Aim: Skip every picture and transcribe the remaining material exactly.

— Start Supplied information —

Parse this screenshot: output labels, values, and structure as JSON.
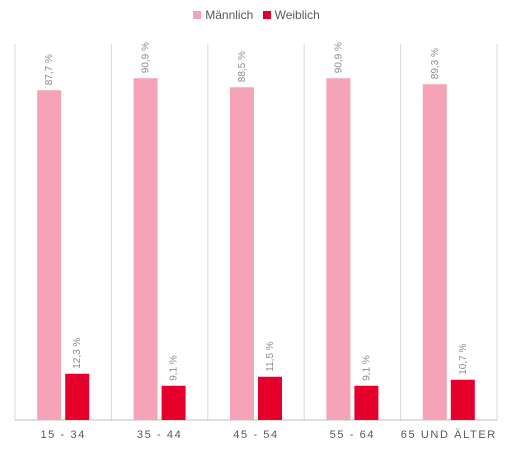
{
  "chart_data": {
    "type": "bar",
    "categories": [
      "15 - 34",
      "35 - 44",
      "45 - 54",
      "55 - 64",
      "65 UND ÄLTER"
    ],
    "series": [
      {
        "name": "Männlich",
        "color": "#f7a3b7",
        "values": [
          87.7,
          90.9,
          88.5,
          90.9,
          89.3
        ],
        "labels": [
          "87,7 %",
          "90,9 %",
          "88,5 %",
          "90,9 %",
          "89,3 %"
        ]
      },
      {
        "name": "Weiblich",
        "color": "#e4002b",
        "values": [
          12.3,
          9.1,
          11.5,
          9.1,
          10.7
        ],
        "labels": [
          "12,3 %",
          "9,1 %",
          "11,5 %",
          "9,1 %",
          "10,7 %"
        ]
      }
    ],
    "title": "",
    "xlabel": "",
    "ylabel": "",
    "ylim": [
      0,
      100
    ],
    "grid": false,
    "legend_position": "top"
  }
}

— End Supplied information —

Task answer:
Parse this screenshot: output labels, values, and structure as JSON.
{
  "chart_data": {
    "type": "bar",
    "categories": [
      "15 - 34",
      "35 - 44",
      "45 - 54",
      "55 - 64",
      "65 UND ÄLTER"
    ],
    "series": [
      {
        "name": "Männlich",
        "color": "#f7a3b7",
        "values": [
          87.7,
          90.9,
          88.5,
          90.9,
          89.3
        ],
        "labels": [
          "87,7 %",
          "90,9 %",
          "88,5 %",
          "90,9 %",
          "89,3 %"
        ]
      },
      {
        "name": "Weiblich",
        "color": "#e4002b",
        "values": [
          12.3,
          9.1,
          11.5,
          9.1,
          10.7
        ],
        "labels": [
          "12,3 %",
          "9,1 %",
          "11,5 %",
          "9,1 %",
          "10,7 %"
        ]
      }
    ],
    "title": "",
    "xlabel": "",
    "ylabel": "",
    "ylim": [
      0,
      100
    ],
    "grid": false,
    "legend_position": "top"
  }
}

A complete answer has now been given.